- **Input records**
======

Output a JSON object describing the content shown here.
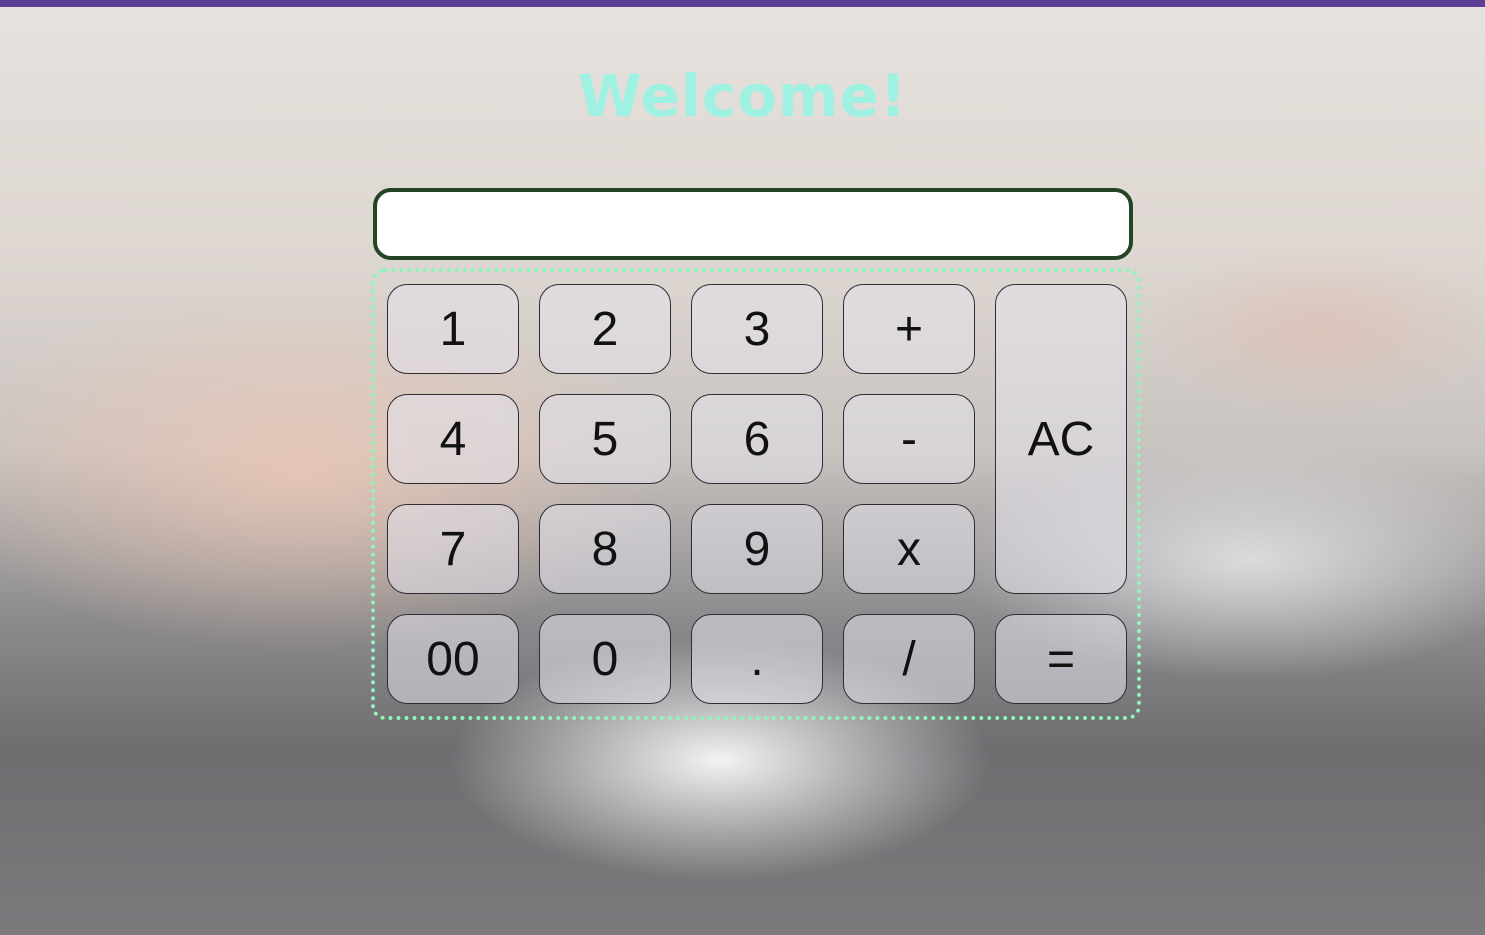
{
  "header": {
    "title": "Welcome!"
  },
  "display": {
    "value": ""
  },
  "keypad": {
    "row1": [
      "1",
      "2",
      "3",
      "+"
    ],
    "row2": [
      "4",
      "5",
      "6",
      "-"
    ],
    "row3": [
      "7",
      "8",
      "9",
      "x"
    ],
    "row4": [
      "00",
      "0",
      ".",
      "/",
      "="
    ],
    "clear_label": "AC"
  },
  "colors": {
    "accent_bar": "#5b3f93",
    "title": "#9ff2e2",
    "display_border": "#244424",
    "keypad_border": "#8ff5b8"
  }
}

======

Set down the complete material exactly, but do not include the images.

Output a JSON object describing the content shown here.
{
  "header": {
    "title": "Welcome!"
  },
  "display": {
    "value": ""
  },
  "keypad": {
    "row1": [
      "1",
      "2",
      "3",
      "+"
    ],
    "row2": [
      "4",
      "5",
      "6",
      "-"
    ],
    "row3": [
      "7",
      "8",
      "9",
      "x"
    ],
    "row4": [
      "00",
      "0",
      ".",
      "/",
      "="
    ],
    "clear_label": "AC"
  },
  "colors": {
    "accent_bar": "#5b3f93",
    "title": "#9ff2e2",
    "display_border": "#244424",
    "keypad_border": "#8ff5b8"
  }
}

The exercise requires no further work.